Exercise details:
Quote the passage from the text on education and the Trump vote exactly, from the words "Educational attainment may" up to and including the words "or toward Trump?".

Document section:
◇ ◇ ◇

From Nov. 22, 2016
FiveThirtyEight: “Education, Not Income, Predicted Who Would Vote For Trump” http://fivethirtyeight.com/features/education-not-income-predicted-who-would-vote-for-trump/
The statisticians do the correlations here. At the end, there are some guesses as to causation.
“Education levels may be a proxy for cultural hegemony. Academia, the news media and the arts and entertainment sectors are increasingly dominated by people with a liberal, multicultural worldview, and jobs in these sectors also almost always require college degrees. Trump’s campaign may have represented a backlash against these cultural elites.
Educational attainment may be a better indicator of long-term economic well-being than household incomes. Unionized jobs in the auto industry often pay reasonably well even if they don’t require college degrees, for instance, but they’re also potentially at risk of being shipped overseas or automated.
Education levels probably have some relationship with racial resentment, although the causality isn’t clear. The act of having attended college itself may be important, insofar as colleges and universities are often more diverse places than students’ hometowns. There’s more research to be done on how exposure to racial minorities affected white voters. For instance, did white voters who live in counties with large Hispanic populations shift toward Clinton or toward Trump?
Education levels have strong relationships with media-consumption habits, which may have been instrumental in deciding people’s votes, especially given the overall decline in trust in the news media.
Trump’s approach to the campaign — relying on emotional appeals while glossing over policy details — may have resonated more among people with lower education levels as compared with Clinton’s wonkier and more cerebral approach.”

◇ ◇ ◇

Supplied records:
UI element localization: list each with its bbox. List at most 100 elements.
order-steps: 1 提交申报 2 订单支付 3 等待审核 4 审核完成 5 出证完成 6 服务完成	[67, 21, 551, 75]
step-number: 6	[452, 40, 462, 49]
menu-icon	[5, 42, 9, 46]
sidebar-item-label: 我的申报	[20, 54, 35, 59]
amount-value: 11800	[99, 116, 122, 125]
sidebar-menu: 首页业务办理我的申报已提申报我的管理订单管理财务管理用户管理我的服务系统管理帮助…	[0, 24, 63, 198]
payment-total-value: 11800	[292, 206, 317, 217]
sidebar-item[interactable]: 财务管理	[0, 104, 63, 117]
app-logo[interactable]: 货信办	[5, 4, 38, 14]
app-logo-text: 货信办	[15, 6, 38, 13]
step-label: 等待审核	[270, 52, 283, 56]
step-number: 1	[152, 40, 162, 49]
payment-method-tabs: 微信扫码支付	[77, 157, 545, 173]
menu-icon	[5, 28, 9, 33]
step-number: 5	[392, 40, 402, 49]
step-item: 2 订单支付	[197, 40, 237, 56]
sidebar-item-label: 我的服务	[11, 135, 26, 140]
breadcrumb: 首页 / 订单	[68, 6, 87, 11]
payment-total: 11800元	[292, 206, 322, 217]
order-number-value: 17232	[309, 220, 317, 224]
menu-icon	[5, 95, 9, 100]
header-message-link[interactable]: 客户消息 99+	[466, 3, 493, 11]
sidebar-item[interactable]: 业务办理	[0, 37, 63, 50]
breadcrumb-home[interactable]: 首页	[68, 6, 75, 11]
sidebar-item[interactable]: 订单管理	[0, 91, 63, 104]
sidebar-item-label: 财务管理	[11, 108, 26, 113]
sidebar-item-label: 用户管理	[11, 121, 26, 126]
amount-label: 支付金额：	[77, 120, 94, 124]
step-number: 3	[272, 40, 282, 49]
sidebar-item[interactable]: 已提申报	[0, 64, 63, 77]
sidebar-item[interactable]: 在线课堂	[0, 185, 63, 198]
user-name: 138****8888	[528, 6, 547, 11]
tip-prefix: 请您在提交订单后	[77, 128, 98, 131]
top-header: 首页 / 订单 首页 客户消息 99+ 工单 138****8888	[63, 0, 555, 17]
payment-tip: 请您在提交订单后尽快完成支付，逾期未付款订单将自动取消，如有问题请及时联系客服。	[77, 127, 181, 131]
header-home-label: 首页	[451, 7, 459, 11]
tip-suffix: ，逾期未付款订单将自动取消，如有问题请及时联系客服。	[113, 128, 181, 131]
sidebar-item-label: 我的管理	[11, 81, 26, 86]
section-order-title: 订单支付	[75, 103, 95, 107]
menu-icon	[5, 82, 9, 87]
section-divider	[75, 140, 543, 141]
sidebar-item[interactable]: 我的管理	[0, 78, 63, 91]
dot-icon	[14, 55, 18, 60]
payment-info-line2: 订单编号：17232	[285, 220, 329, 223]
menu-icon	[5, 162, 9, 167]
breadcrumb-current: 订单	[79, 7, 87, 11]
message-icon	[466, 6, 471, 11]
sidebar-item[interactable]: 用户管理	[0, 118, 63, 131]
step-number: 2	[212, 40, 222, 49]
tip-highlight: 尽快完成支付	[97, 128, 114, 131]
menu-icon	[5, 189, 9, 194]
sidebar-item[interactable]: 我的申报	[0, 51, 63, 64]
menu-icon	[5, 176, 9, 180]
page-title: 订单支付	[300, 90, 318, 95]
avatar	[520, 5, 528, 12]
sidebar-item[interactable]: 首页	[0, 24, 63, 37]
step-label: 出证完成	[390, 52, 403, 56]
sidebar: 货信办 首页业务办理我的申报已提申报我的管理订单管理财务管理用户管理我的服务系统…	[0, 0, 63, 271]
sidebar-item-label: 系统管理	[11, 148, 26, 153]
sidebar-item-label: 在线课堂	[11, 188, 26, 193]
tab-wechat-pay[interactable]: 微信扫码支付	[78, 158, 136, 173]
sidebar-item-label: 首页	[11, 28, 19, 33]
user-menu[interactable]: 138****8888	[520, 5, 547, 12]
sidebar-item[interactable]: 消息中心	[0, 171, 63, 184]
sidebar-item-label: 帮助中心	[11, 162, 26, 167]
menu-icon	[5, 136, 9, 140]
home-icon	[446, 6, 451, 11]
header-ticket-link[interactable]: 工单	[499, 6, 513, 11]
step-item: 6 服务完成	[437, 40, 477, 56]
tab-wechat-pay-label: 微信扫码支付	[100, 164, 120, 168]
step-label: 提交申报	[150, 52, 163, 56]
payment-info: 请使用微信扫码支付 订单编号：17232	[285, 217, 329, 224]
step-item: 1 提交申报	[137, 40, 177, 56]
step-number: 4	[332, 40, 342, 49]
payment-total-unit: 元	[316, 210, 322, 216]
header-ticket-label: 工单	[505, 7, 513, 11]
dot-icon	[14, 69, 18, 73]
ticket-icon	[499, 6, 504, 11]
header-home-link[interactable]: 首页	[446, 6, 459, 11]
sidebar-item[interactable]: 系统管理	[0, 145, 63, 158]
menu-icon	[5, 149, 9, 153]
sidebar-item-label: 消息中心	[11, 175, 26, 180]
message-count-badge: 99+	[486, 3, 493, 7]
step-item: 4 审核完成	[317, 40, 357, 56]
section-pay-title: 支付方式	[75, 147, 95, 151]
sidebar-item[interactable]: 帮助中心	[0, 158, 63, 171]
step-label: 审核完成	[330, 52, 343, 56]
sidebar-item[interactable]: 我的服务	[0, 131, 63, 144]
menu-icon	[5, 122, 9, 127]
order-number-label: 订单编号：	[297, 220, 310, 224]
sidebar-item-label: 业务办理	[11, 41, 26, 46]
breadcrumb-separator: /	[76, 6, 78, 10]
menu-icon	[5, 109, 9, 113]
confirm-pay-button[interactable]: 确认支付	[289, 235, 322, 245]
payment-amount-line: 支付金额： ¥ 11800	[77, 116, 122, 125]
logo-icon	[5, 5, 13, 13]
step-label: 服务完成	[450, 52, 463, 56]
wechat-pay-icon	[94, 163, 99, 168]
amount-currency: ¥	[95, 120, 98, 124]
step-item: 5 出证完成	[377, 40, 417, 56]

◇ ◇ ◇

Exercise solution:
Educational attainment may be a better indicator of long-term economic well-being than household incomes. Unionized jobs in the auto industry often pay reasonably well even if they don’t require college degrees, for instance, but they’re also potentially at risk of being shipped overseas or automated.
Education levels probably have some relationship with racial resentment, although the causality isn’t clear. The act of having attended college itself may be important, insofar as colleges and universities are often more diverse places than students’ hometowns. There’s more research to be done on how exposure to racial minorities affected white voters. For instance, did white voters who live in counties with large Hispanic populations shift toward Clinton or toward Trump?